[EXERCISE PROMPT] Using the material that follows, identify and copy each line with the string "name".

== DATA SUPPLIED ==

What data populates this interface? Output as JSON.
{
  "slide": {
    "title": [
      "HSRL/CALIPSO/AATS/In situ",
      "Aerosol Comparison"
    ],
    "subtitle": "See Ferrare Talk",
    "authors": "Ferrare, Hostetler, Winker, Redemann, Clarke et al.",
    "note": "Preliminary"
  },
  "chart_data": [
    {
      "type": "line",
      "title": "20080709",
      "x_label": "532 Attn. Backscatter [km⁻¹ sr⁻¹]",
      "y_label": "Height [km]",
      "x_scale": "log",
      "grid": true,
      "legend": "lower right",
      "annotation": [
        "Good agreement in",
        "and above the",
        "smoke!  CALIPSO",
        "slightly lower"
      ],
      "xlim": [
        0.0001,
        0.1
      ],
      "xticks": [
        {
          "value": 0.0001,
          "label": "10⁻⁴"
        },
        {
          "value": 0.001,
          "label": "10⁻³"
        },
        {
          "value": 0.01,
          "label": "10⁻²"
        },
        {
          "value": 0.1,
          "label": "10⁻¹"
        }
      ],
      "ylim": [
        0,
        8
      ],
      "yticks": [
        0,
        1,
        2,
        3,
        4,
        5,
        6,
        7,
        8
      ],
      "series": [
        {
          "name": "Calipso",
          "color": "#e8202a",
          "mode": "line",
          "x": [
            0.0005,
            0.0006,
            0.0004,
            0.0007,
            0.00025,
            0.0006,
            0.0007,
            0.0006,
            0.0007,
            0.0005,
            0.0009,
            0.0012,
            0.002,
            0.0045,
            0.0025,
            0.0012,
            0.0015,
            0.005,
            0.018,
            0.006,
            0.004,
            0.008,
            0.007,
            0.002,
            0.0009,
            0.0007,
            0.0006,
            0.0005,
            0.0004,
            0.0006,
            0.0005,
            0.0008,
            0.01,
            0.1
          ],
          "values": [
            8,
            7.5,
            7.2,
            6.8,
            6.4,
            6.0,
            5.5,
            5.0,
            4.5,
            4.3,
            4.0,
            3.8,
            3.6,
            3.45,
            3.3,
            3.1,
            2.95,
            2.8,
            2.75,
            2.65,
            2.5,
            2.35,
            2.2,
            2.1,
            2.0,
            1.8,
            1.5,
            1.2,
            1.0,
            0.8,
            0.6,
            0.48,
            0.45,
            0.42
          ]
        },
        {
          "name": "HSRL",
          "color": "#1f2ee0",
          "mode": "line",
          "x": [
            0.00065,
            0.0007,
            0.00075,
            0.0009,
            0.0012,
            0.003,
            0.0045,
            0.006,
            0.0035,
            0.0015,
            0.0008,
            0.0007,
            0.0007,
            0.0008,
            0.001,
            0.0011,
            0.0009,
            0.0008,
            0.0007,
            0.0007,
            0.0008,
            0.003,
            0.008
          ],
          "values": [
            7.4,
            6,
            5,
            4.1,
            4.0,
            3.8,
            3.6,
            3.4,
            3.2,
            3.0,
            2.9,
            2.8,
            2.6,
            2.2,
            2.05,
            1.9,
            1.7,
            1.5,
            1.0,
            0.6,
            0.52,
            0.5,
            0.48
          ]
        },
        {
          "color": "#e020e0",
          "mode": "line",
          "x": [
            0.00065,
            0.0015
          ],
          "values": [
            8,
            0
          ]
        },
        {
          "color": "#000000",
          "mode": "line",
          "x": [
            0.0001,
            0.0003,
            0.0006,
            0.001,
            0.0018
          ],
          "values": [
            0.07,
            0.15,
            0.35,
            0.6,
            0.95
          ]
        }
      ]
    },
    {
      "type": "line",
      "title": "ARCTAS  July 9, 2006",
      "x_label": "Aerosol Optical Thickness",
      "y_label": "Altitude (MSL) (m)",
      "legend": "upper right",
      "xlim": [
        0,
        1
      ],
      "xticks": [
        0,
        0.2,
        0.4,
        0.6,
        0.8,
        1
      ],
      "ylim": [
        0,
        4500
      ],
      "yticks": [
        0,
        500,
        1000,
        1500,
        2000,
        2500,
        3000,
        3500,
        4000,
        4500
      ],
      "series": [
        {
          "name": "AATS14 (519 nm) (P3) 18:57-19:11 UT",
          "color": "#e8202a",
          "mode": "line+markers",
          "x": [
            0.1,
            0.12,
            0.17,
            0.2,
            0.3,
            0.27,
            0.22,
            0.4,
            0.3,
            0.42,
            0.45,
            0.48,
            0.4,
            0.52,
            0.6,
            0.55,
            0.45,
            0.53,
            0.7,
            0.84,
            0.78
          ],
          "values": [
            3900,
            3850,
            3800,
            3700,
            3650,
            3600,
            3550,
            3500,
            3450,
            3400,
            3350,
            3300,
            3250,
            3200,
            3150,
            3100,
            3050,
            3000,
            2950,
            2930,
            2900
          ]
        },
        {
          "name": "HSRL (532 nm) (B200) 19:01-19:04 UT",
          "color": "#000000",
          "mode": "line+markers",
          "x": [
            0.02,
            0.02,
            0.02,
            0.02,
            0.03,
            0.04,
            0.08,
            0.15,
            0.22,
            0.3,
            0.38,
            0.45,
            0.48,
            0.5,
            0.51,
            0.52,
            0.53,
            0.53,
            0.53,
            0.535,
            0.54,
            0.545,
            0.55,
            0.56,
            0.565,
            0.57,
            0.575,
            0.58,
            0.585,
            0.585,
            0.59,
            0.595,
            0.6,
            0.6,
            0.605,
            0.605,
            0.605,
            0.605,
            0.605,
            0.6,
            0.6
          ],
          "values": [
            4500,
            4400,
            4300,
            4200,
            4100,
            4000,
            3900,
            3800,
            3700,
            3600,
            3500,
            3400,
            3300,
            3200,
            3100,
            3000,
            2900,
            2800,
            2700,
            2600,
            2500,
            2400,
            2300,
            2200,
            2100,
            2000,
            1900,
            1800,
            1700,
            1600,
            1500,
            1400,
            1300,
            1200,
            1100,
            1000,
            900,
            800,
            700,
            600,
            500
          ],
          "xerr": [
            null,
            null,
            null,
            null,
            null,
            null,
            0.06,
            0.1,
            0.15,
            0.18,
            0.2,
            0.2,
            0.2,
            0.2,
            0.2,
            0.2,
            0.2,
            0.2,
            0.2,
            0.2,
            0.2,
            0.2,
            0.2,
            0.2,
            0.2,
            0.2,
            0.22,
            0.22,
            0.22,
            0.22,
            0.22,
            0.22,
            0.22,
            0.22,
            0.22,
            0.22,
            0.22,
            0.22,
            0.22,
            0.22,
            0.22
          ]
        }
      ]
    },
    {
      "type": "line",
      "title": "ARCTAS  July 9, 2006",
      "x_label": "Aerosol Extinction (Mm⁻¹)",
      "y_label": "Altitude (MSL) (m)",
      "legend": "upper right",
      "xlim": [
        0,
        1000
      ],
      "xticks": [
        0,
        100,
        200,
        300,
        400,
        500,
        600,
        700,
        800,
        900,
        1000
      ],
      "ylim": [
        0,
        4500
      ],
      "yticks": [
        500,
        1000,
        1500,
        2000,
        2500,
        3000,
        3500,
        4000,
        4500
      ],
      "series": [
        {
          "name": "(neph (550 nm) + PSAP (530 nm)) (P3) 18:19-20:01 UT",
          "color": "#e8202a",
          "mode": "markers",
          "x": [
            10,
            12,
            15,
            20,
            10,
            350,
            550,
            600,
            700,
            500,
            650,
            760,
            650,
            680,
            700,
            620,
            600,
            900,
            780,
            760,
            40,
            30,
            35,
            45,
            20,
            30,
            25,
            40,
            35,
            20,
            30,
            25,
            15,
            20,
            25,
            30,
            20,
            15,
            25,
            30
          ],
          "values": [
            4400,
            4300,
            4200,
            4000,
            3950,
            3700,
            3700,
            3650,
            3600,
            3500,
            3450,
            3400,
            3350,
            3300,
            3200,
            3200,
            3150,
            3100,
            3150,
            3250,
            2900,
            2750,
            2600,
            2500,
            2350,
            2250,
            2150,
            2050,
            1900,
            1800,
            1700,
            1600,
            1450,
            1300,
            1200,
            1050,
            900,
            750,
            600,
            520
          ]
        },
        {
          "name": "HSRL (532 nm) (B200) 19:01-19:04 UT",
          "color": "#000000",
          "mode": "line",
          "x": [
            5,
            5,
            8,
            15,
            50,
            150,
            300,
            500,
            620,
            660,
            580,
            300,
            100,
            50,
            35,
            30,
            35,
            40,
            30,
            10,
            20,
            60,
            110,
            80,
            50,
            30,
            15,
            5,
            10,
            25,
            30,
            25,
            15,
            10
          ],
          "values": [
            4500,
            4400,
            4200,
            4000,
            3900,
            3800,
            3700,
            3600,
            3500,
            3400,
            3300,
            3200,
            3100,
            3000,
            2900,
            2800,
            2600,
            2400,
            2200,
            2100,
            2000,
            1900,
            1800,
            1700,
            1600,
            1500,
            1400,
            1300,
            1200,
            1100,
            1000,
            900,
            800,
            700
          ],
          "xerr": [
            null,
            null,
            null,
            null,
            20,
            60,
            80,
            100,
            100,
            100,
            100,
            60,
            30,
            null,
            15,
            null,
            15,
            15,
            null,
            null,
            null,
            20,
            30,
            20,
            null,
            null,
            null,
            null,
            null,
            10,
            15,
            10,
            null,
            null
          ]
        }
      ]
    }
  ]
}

===

[THE RESULT]
          "name": "Calipso",
          "name": "HSRL",
          "name": "AATS14 (519 nm) (P3) 18:57-19:11 UT",
          "name": "HSRL (532 nm) (B200) 19:01-19:04 UT",
          "name": "(neph (550 nm) + PSAP (530 nm)) (P3) 18:19-20:01 UT",
          "name": "HSRL (532 nm) (B200) 19:01-19:04 UT",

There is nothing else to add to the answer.